* [Description of the task]
Take every line from the material that has the word "this" in it.

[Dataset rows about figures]
=======
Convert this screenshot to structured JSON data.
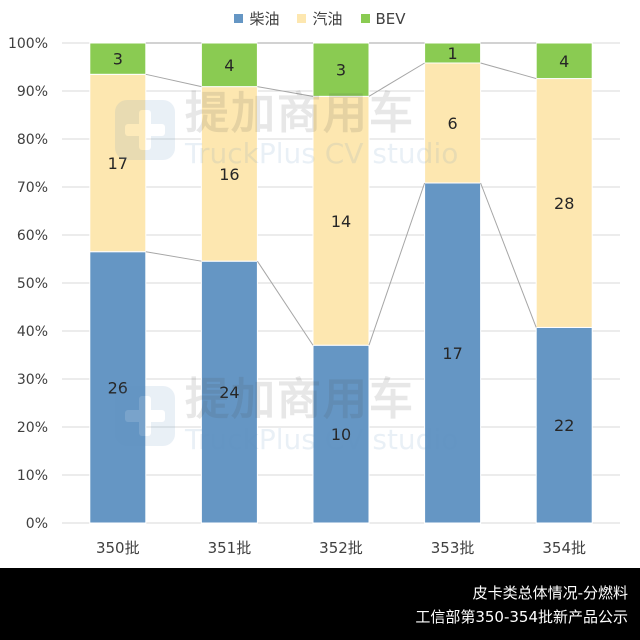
{
  "chart_data": {
    "type": "bar",
    "stacked": true,
    "percent_stacked": true,
    "categories": [
      "350批",
      "351批",
      "352批",
      "353批",
      "354批"
    ],
    "series": [
      {
        "name": "柴油",
        "values": [
          26,
          24,
          10,
          17,
          22
        ],
        "color": "#6596c4"
      },
      {
        "name": "汽油",
        "values": [
          17,
          16,
          14,
          6,
          28
        ],
        "color": "#fde7b0"
      },
      {
        "name": "BEV",
        "values": [
          3,
          4,
          3,
          1,
          4
        ],
        "color": "#8acb52"
      }
    ],
    "yticks": [
      "0%",
      "10%",
      "20%",
      "30%",
      "40%",
      "50%",
      "60%",
      "70%",
      "80%",
      "90%",
      "100%"
    ],
    "ylim": [
      0,
      100
    ],
    "legend_position": "top",
    "series_lines": true
  },
  "watermark": {
    "cn": "提加商用车",
    "en": "TruckPlus CV studio"
  },
  "footer": {
    "line1": "皮卡类总体情况-分燃料",
    "line2": "工信部第350-354批新产品公示"
  },
  "colors": {
    "axis_text": "#404040",
    "gridline": "#d9d9d9",
    "connector": "#a6a6a6"
  }
}
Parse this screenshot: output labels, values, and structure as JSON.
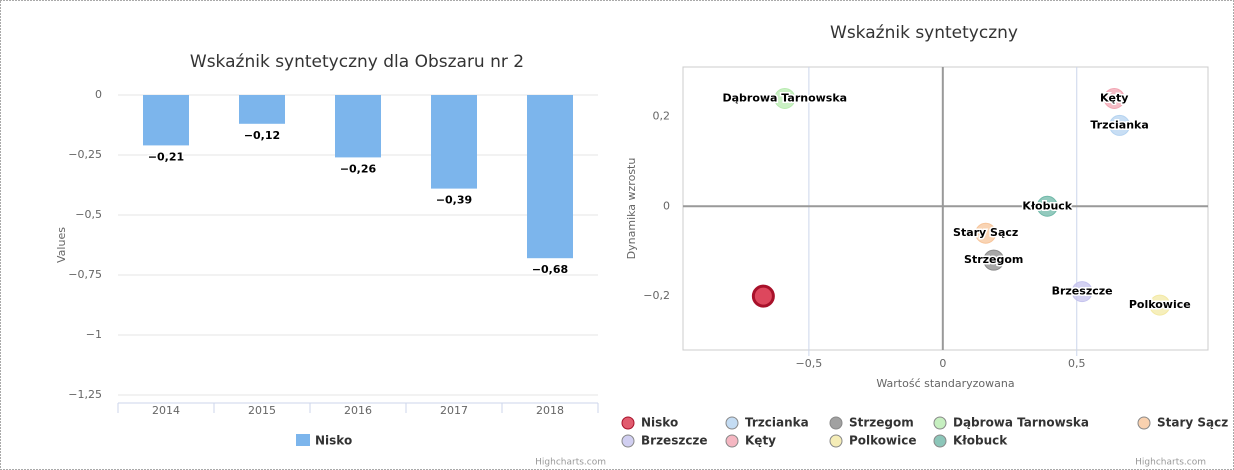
{
  "chart_data": [
    {
      "type": "bar",
      "title": "Wskaźnik syntetyczny dla Obszaru nr 2",
      "y_label": "Values",
      "categories": [
        "2014",
        "2015",
        "2016",
        "2017",
        "2018"
      ],
      "series": [
        {
          "name": "Nisko",
          "color": "#7cb5ec",
          "values": [
            -0.21,
            -0.12,
            -0.26,
            -0.39,
            -0.68
          ],
          "value_labels": [
            "−0,21",
            "−0,12",
            "−0,26",
            "−0,39",
            "−0,68"
          ]
        }
      ],
      "ylim": [
        -1.25,
        0
      ],
      "yticks": [
        0,
        {
          "value": -0.25,
          "label": "−0,25"
        },
        {
          "value": -0.5,
          "label": "−0,5"
        },
        {
          "value": -0.75,
          "label": "−0,75"
        },
        {
          "value": -1,
          "label": "−1"
        },
        {
          "value": -1.25,
          "label": "−1,25"
        }
      ],
      "grid": true,
      "legend": "bottom",
      "credits": "Highcharts.com"
    },
    {
      "type": "scatter",
      "title": "Wskaźnik syntetyczny",
      "x_label": "Wartość standaryzowana",
      "y_label": "Dynamika wzrostu",
      "series": [
        {
          "name": "Nisko",
          "color": "#d9334b",
          "x": [
            -0.67
          ],
          "values": [
            -0.2
          ]
        },
        {
          "name": "Trzcianka",
          "color": "#b5d3f0",
          "x": [
            0.66
          ],
          "values": [
            0.18
          ]
        },
        {
          "name": "Strzegom",
          "color": "#8a8a8a",
          "x": [
            0.19
          ],
          "values": [
            -0.12
          ]
        },
        {
          "name": "Dąbrowa Tarnowska",
          "color": "#b8ebb0",
          "x": [
            -0.59
          ],
          "values": [
            0.24
          ]
        },
        {
          "name": "Stary Sącz",
          "color": "#f7c59b",
          "x": [
            0.16
          ],
          "values": [
            -0.06
          ]
        },
        {
          "name": "Brzeszcze",
          "color": "#c5c3ee",
          "x": [
            0.52
          ],
          "values": [
            -0.19
          ]
        },
        {
          "name": "Kęty",
          "color": "#f2a5b3",
          "x": [
            0.64
          ],
          "values": [
            0.24
          ]
        },
        {
          "name": "Polkowice",
          "color": "#f3e9a5",
          "x": [
            0.81
          ],
          "values": [
            -0.22
          ]
        },
        {
          "name": "Kłobuck",
          "color": "#6fb8a8",
          "x": [
            0.39
          ],
          "values": [
            0
          ]
        }
      ],
      "xlim": [
        -0.97,
        0.99
      ],
      "ylim": [
        -0.32,
        0.31
      ],
      "xticks": [
        {
          "value": -0.5,
          "label": "−0,5"
        },
        0,
        {
          "value": 0.5,
          "label": "0,5"
        }
      ],
      "yticks": [
        {
          "value": -0.2,
          "label": "−0,2"
        },
        0,
        {
          "value": 0.2,
          "label": "0,2"
        }
      ],
      "legend": "bottom",
      "credits": "Highcharts.com"
    }
  ]
}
=======
* [Task result]
Convert this screenshot to structured JSON data.
Parse this screenshot: output labels, values, and structure as JSON.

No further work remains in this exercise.